■ **What is expected**:
Do any lines in the data below contain "JSON"? If so, copy every one of them.

■ **Records shown**:
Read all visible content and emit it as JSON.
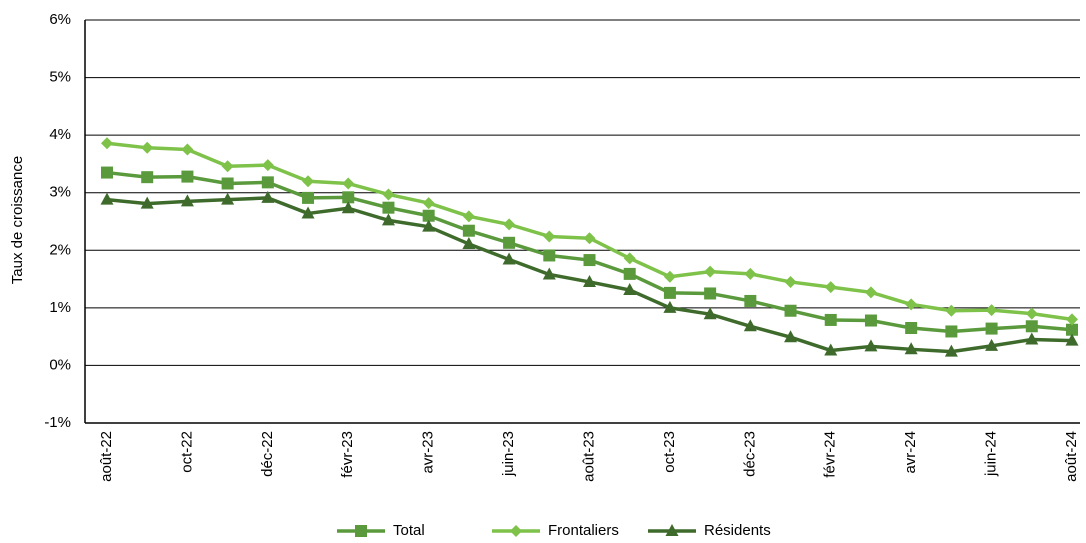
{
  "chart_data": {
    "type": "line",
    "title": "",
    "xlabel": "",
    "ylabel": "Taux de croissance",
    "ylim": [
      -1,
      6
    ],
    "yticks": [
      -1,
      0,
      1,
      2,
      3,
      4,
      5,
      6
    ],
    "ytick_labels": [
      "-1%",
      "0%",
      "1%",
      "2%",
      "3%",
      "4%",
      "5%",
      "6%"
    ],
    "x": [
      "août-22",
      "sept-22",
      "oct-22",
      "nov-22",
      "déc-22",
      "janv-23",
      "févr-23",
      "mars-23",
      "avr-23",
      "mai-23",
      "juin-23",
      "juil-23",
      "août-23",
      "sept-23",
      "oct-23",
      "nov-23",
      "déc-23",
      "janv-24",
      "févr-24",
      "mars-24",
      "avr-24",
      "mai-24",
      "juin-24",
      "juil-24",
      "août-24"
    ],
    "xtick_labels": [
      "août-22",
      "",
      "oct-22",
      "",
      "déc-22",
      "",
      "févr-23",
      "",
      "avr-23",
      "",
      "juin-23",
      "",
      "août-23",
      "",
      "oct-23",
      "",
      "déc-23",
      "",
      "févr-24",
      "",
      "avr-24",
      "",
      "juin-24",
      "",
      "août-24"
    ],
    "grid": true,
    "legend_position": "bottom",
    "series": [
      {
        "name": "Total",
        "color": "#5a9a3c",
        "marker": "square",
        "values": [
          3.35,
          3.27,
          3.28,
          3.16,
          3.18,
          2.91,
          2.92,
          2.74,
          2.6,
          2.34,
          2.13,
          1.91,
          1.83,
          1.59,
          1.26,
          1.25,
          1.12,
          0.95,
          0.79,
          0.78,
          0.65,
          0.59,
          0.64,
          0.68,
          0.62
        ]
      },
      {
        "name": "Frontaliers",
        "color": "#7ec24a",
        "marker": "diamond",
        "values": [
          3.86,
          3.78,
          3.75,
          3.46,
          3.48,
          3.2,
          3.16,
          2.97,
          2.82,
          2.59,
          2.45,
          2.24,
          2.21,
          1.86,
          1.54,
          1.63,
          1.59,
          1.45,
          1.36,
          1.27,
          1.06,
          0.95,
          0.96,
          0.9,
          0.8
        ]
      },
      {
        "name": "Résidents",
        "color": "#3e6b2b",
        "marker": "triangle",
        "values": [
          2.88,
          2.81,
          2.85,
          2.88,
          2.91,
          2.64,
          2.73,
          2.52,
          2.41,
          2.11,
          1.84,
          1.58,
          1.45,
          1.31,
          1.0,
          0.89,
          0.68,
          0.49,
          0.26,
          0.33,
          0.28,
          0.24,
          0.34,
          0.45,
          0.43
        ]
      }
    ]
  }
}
==
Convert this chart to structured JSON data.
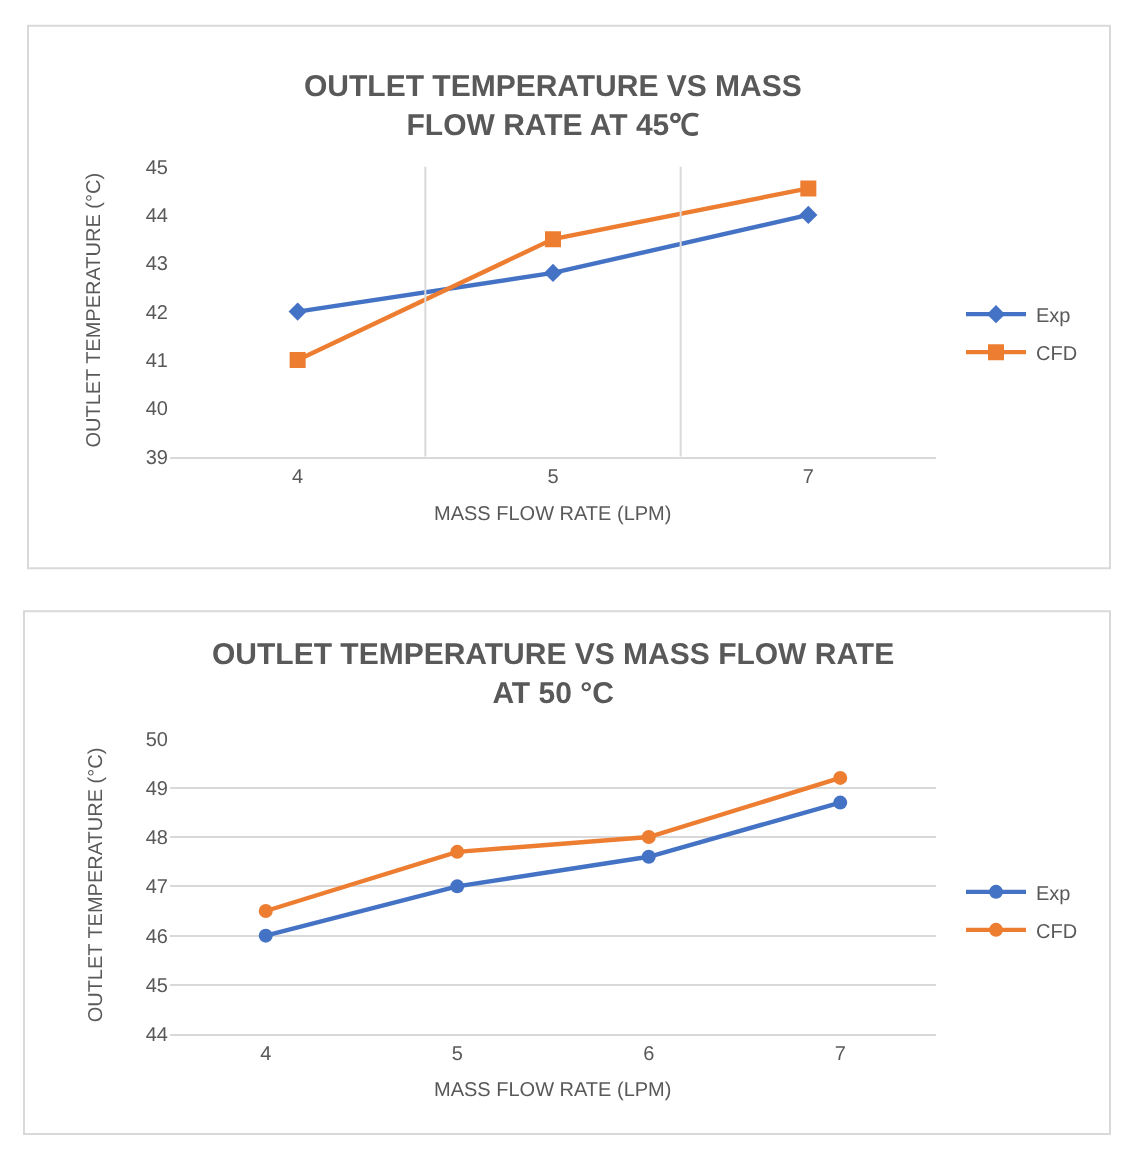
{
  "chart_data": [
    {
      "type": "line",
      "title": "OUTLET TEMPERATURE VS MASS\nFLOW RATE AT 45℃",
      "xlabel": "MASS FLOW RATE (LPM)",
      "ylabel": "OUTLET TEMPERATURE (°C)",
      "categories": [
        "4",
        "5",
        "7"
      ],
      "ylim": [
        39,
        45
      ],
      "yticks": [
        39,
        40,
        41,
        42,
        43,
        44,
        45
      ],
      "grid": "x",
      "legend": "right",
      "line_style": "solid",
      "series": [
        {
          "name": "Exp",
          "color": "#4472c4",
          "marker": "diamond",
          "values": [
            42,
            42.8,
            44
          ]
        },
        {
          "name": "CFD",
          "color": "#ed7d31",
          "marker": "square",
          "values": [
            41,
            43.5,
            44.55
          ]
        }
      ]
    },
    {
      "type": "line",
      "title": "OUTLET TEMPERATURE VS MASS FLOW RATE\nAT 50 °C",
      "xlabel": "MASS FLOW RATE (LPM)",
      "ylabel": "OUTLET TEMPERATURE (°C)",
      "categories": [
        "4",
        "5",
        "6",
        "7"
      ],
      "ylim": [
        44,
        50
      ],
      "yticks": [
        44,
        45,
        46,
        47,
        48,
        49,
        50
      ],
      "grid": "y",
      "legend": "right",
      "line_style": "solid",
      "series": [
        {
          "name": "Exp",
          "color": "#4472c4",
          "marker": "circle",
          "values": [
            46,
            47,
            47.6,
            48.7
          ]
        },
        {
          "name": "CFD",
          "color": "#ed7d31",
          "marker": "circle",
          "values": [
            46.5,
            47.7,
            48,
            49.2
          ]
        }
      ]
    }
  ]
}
* * *
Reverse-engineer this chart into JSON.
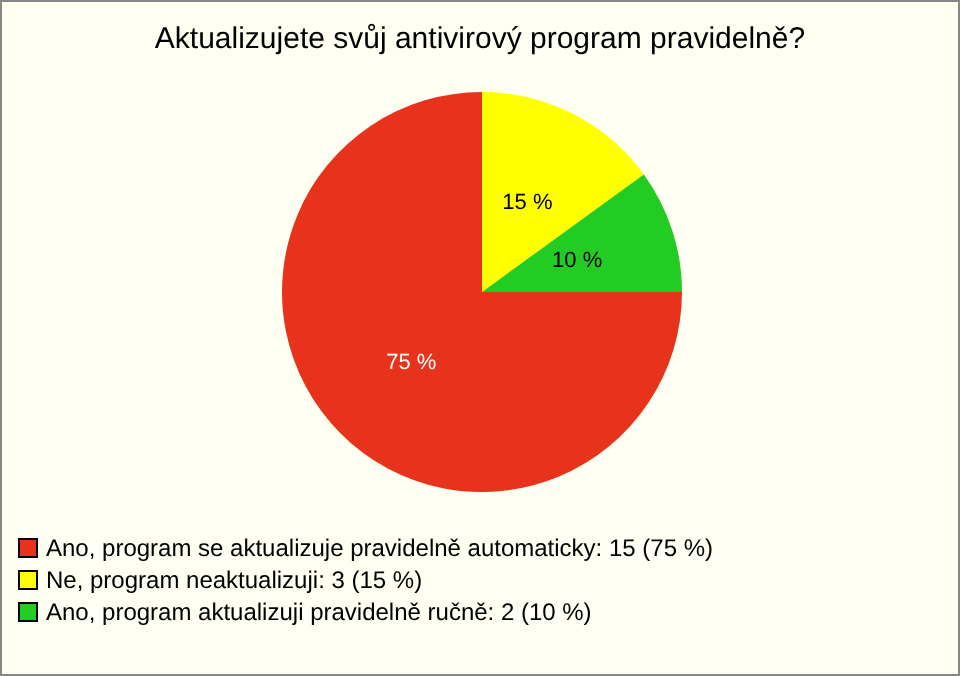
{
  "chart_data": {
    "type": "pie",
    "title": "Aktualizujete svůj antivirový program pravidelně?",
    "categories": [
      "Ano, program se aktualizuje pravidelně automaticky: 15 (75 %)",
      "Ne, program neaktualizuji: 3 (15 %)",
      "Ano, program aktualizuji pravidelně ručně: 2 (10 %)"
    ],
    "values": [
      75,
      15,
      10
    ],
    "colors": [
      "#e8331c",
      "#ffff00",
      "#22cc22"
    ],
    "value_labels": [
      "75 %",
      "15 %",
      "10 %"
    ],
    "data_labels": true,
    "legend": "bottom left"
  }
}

■ **Exercise result**:
Read all visible content and emit it as JSON.
Convert this chart to structured JSON data.
Reverse-engineer this chart into JSON.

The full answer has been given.